What you will do – Respond with the count alone after checking every line in the material below for "structured".

Provided records –
+++
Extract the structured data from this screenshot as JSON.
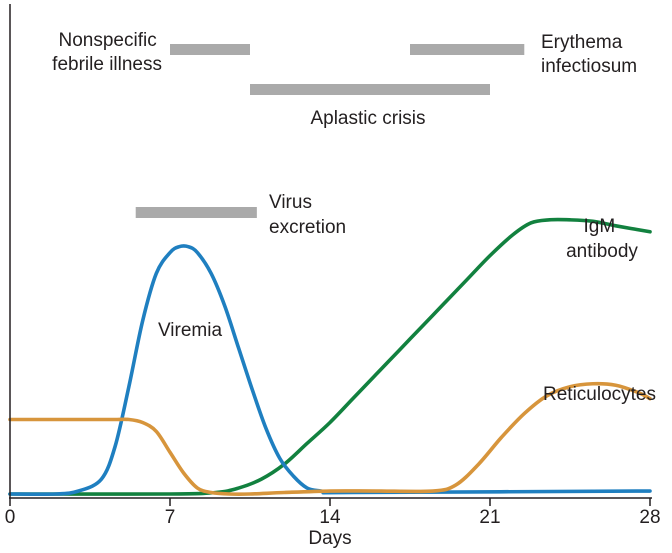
+++
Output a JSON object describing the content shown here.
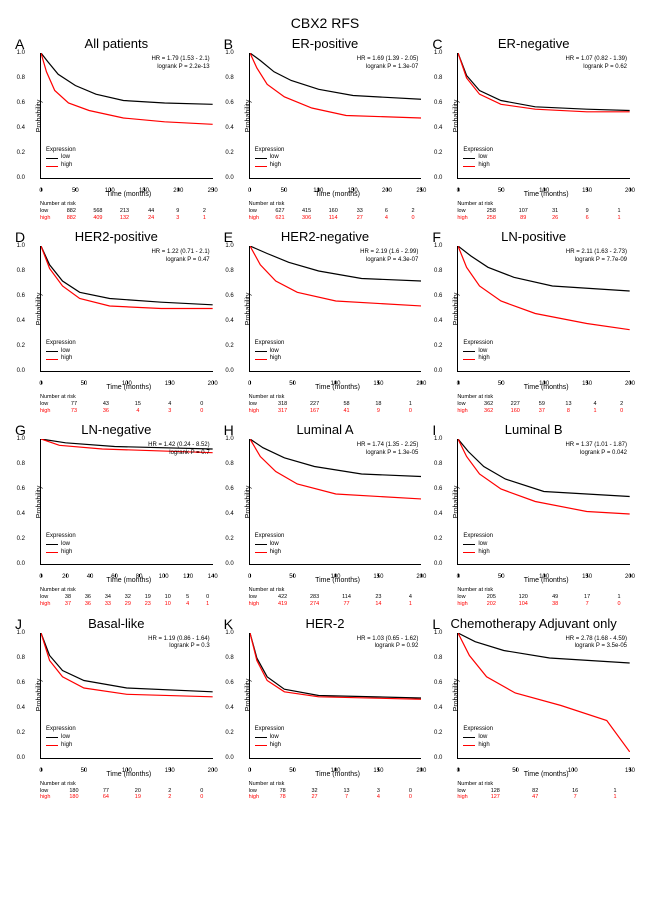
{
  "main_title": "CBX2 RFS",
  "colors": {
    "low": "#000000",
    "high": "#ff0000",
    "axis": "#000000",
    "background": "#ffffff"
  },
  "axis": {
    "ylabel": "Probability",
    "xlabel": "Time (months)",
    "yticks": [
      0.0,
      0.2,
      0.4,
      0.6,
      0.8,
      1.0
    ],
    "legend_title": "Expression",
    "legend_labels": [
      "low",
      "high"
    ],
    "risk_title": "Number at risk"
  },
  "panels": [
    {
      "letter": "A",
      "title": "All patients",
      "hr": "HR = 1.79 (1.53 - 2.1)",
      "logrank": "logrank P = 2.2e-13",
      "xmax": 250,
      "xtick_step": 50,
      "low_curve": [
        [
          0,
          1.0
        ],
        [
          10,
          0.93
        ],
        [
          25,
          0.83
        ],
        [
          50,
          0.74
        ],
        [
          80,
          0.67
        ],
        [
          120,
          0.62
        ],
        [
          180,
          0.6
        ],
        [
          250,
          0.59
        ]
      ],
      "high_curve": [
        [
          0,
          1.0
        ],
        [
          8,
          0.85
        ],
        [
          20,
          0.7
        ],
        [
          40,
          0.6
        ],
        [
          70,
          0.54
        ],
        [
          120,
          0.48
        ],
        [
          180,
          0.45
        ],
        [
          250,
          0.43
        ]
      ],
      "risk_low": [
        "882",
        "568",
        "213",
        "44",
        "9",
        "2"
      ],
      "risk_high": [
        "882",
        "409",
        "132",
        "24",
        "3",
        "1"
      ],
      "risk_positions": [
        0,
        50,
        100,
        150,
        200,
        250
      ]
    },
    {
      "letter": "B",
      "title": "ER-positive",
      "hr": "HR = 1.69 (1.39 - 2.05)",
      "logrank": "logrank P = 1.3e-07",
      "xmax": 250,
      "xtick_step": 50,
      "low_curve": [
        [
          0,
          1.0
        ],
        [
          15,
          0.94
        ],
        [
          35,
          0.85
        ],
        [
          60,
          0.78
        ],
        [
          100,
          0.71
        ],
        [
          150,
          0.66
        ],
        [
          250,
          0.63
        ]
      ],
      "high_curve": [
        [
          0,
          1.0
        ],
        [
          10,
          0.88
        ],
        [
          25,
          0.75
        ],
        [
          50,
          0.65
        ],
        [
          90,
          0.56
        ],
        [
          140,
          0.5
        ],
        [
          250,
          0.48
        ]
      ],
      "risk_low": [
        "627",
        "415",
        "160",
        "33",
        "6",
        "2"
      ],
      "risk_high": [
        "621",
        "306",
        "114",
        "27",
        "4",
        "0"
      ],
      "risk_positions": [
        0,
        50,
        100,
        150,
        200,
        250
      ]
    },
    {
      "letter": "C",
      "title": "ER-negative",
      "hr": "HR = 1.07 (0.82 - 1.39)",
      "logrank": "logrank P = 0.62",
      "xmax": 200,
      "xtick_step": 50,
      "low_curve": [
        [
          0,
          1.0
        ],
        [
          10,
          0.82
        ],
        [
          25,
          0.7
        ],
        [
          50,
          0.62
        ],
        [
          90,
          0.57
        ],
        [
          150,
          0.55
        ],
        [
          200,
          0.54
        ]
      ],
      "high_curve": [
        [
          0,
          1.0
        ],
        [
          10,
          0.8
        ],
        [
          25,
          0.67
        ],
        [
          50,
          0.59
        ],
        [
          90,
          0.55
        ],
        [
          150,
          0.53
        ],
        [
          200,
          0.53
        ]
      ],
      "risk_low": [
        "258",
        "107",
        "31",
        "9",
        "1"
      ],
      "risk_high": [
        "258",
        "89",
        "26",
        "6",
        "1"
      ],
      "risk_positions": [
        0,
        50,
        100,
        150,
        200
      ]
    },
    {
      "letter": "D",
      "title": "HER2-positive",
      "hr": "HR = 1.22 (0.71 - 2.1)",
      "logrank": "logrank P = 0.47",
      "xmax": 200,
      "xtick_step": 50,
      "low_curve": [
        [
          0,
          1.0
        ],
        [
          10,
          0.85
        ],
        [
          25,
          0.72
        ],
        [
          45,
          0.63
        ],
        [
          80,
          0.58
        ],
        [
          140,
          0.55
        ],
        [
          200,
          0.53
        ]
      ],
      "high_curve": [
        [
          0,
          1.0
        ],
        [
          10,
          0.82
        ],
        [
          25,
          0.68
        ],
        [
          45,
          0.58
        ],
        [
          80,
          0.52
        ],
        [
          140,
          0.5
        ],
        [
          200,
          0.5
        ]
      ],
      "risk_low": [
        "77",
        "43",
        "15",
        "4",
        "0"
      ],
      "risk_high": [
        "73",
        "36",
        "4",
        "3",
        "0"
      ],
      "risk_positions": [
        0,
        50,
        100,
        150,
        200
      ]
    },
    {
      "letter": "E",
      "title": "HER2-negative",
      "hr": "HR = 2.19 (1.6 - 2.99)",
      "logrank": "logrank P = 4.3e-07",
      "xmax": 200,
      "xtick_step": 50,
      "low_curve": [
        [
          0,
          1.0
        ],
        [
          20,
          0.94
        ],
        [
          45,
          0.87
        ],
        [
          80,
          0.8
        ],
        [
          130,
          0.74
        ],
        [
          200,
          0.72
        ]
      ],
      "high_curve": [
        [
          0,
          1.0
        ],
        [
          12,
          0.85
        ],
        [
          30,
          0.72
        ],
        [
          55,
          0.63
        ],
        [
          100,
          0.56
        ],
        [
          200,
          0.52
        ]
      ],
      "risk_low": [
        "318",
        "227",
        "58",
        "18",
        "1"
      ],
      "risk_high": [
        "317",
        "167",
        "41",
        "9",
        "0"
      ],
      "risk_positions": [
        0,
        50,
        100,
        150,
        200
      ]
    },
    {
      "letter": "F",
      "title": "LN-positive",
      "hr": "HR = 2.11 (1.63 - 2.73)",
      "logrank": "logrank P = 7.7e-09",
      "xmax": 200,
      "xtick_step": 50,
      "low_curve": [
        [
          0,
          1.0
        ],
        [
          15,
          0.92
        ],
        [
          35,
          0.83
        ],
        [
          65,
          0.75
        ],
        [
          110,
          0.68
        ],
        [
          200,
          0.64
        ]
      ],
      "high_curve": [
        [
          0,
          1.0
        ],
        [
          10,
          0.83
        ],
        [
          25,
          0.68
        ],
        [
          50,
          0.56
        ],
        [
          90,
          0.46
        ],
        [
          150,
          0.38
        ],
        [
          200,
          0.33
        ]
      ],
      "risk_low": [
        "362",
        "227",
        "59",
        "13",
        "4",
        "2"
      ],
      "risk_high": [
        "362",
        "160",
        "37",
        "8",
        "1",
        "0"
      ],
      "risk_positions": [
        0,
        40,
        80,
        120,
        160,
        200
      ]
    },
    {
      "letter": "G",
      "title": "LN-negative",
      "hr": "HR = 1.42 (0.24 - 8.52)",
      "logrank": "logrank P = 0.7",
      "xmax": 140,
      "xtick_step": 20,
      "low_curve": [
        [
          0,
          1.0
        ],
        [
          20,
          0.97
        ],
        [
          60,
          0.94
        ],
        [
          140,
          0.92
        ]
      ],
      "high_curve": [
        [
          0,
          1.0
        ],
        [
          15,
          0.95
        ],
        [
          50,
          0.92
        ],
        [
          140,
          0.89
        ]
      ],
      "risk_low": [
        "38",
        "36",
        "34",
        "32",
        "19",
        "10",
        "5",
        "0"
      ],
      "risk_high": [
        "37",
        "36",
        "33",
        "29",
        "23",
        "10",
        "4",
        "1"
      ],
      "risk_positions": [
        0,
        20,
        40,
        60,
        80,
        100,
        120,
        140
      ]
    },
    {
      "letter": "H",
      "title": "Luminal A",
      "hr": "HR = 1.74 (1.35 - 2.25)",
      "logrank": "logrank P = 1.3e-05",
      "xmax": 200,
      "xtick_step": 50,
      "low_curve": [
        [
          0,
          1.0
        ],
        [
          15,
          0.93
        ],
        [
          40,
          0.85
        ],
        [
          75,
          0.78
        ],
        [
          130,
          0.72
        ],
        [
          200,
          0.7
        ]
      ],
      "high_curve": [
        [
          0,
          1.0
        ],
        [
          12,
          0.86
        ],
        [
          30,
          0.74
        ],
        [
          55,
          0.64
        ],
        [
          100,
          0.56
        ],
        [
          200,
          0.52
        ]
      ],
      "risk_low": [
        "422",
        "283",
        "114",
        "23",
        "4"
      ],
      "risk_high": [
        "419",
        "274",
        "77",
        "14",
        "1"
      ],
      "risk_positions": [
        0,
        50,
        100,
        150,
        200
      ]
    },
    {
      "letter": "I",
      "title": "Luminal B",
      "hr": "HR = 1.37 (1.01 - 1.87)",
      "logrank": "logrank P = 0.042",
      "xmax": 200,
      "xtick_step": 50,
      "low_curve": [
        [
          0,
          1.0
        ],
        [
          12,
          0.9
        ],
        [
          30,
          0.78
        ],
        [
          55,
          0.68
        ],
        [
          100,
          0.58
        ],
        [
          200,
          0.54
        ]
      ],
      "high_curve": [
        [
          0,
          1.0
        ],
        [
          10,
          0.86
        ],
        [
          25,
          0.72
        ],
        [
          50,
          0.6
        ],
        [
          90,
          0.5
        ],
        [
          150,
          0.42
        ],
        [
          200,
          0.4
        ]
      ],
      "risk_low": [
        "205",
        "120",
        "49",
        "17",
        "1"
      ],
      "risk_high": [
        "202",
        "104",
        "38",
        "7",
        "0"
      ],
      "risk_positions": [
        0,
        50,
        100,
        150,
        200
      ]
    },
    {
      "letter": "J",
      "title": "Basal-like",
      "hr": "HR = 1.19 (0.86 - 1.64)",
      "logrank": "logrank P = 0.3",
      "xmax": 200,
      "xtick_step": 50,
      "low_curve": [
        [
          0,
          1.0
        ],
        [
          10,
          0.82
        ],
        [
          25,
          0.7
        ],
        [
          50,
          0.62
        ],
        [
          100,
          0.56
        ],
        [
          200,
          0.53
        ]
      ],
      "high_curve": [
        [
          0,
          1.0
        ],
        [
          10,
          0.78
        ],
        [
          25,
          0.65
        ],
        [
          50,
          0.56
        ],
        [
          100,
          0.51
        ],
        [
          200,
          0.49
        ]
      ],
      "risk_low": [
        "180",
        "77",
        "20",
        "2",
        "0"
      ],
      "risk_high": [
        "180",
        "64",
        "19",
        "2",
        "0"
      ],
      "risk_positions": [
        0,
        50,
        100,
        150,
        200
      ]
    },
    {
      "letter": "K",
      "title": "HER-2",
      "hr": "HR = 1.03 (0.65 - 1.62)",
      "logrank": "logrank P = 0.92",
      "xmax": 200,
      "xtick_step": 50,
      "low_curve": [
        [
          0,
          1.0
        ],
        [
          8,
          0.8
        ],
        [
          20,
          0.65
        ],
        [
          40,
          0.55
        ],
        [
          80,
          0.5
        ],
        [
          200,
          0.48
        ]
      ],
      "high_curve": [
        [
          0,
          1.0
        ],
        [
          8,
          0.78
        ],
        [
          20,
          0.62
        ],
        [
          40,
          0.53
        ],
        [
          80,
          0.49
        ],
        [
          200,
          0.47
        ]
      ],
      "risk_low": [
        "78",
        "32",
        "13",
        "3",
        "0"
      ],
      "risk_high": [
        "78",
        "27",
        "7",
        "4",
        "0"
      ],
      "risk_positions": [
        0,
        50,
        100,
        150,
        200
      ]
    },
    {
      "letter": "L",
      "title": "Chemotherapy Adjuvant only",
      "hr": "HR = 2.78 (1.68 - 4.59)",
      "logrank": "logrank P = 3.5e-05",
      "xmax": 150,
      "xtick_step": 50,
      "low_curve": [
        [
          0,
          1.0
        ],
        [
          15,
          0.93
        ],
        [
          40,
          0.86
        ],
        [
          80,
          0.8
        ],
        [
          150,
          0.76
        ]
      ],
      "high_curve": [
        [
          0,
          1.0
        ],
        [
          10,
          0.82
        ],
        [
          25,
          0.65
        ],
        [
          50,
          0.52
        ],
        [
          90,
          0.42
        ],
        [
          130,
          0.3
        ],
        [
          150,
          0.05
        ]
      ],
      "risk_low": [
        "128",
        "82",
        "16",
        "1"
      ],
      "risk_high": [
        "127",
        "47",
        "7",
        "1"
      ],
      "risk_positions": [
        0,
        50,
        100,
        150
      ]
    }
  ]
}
+++
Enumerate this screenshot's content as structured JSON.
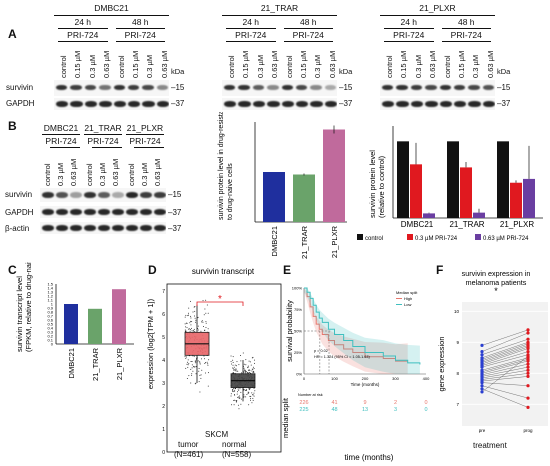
+++
The answer – 2